═══ ITEMS ═══

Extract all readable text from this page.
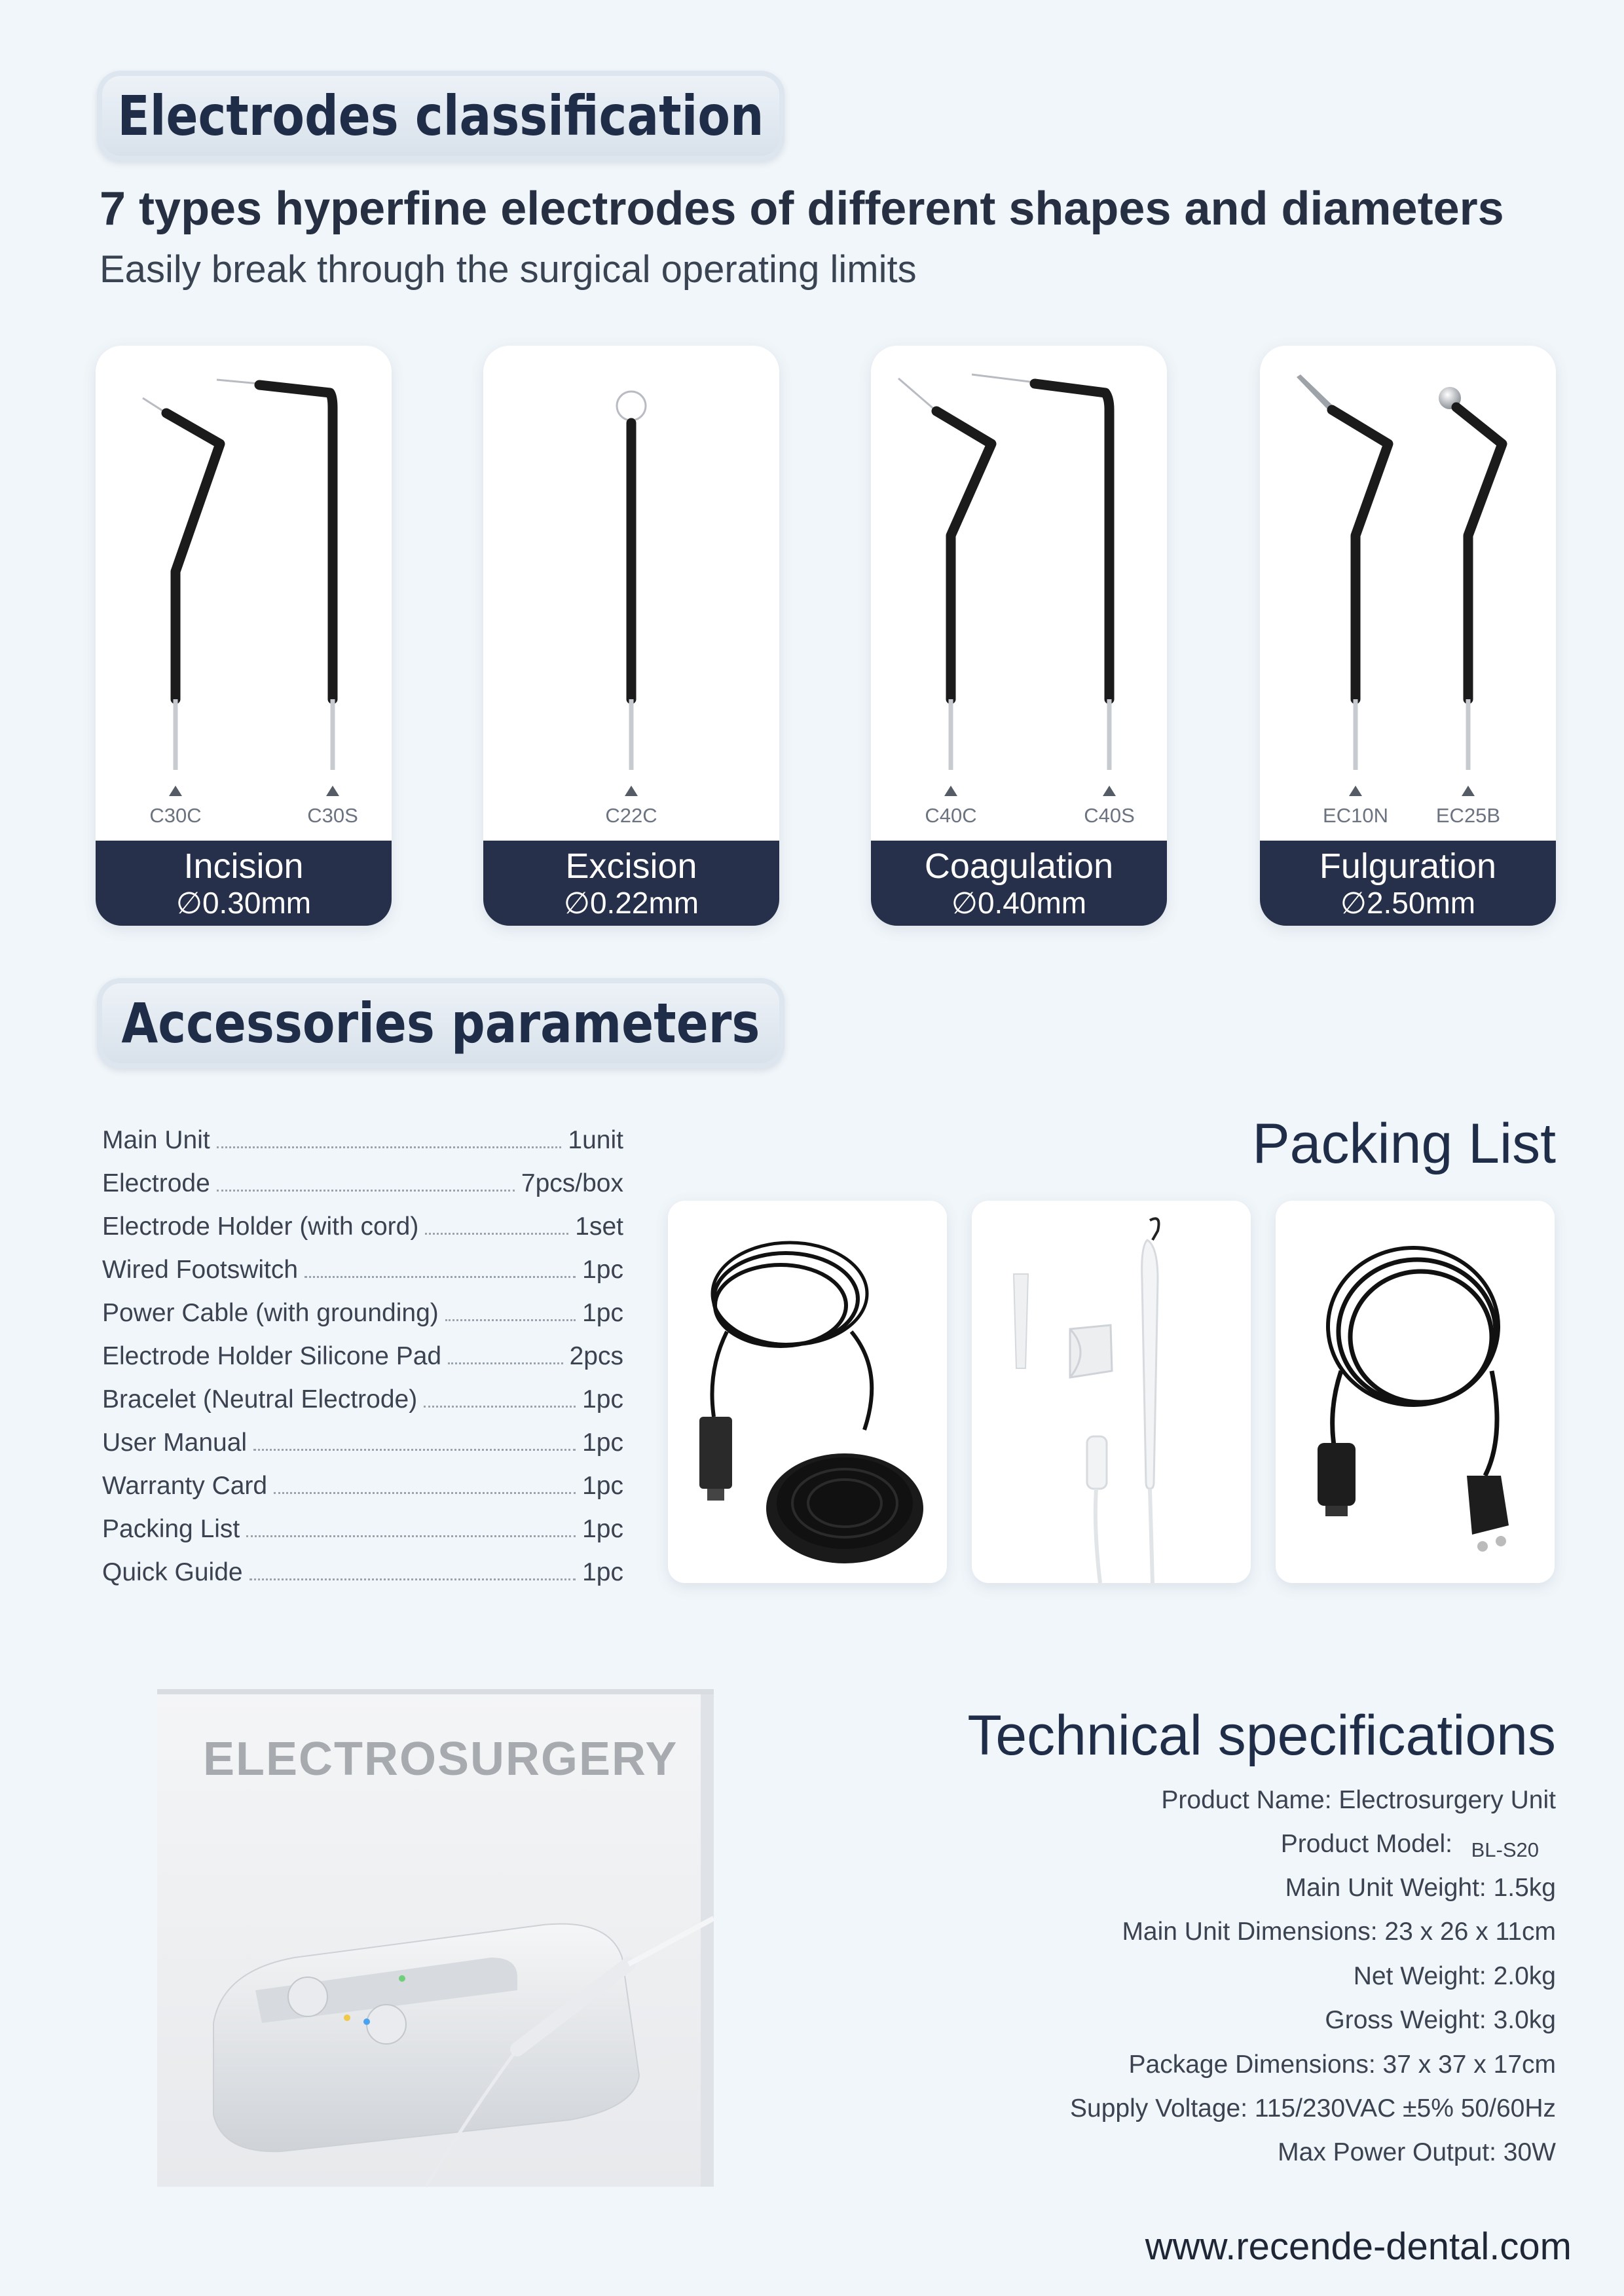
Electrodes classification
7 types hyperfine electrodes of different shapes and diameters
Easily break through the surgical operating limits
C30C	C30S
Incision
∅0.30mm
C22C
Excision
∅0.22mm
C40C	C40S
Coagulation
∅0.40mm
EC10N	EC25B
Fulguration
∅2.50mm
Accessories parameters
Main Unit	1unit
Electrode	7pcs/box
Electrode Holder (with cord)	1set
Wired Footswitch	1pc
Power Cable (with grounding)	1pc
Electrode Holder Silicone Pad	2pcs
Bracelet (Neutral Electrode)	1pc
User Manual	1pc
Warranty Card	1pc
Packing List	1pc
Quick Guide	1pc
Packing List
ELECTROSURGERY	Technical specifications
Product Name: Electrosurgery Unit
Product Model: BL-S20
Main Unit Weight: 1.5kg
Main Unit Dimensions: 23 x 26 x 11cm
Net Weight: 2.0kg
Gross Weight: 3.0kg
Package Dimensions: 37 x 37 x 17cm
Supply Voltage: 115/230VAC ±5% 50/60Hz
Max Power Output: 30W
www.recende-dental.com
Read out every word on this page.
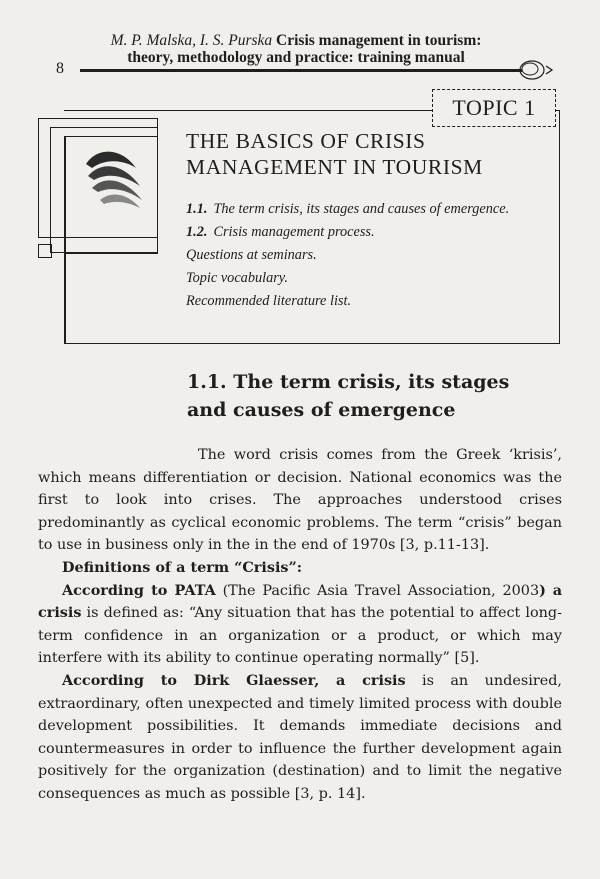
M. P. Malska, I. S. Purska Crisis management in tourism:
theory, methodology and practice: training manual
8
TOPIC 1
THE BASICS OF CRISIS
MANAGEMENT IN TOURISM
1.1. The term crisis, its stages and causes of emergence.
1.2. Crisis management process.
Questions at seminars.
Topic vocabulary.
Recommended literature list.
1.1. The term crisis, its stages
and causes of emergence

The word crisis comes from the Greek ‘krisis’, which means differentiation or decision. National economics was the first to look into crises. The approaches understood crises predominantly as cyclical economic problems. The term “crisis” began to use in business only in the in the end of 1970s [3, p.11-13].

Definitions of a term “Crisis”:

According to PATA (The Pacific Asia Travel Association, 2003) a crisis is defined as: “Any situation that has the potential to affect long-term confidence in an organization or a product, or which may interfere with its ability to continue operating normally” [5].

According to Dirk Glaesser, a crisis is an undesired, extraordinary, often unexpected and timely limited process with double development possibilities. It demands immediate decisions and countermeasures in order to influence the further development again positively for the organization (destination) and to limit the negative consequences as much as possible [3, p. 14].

═══

## THE EXERCISE
Pictures are not part of the copy; reproduce everything else in the records exactly.

## EXERCISE ANSWER
Extract all readable text from this page.
Electrodes classification
7 types hyperfine electrodes of different shapes and diameters
Easily break through the surgical operating limits
C30C	C30S
Incision
∅0.30mm
C22C
Excision
∅0.22mm
C40C	C40S
Coagulation
∅0.40mm
EC10N	EC25B
Fulguration
∅2.50mm
Accessories parameters
Main Unit	1unit
Electrode	7pcs/box
Electrode Holder (with cord)	1set
Wired Footswitch	1pc
Power Cable (with grounding)	1pc
Electrode Holder Silicone Pad	2pcs
Bracelet (Neutral Electrode)	1pc
User Manual	1pc
Warranty Card	1pc
Packing List	1pc
Quick Guide	1pc
Packing List
ELECTROSURGERY	Technical specifications
Product Name: Electrosurgery Unit
Product Model: BL-S20
Main Unit Weight: 1.5kg
Main Unit Dimensions: 23 x 26 x 11cm
Net Weight: 2.0kg
Gross Weight: 3.0kg
Package Dimensions: 37 x 37 x 17cm
Supply Voltage: 115/230VAC ±5% 50/60Hz
Max Power Output: 30W
www.recende-dental.com
Read out every word on this page.
M. P. Malska, I. S. Purska Crisis management in tourism:
theory, methodology and practice: training manual
8
TOPIC 1
THE BASICS OF CRISIS
MANAGEMENT IN TOURISM
1.1. The term crisis, its stages and causes of emergence.
1.2. Crisis management process.
Questions at seminars.
Topic vocabulary.
Recommended literature list.
1.1. The term crisis, its stages
and causes of emergence

The word crisis comes from the Greek ‘krisis’, which means differentiation or decision. National economics was the first to look into crises. The approaches understood crises predominantly as cyclical economic problems. The term “crisis” began to use in business only in the in the end of 1970s [3, p.11-13].

Definitions of a term “Crisis”:

According to PATA (The Pacific Asia Travel Association, 2003) a crisis is defined as: “Any situation that has the potential to affect long-term confidence in an organization or a product, or which may interfere with its ability to continue operating normally” [5].

According to Dirk Glaesser, a crisis is an undesired, extraordinary, often unexpected and timely limited process with double development possibilities. It demands immediate decisions and countermeasures in order to influence the further development again positively for the organization (destination) and to limit the negative consequences as much as possible [3, p. 14].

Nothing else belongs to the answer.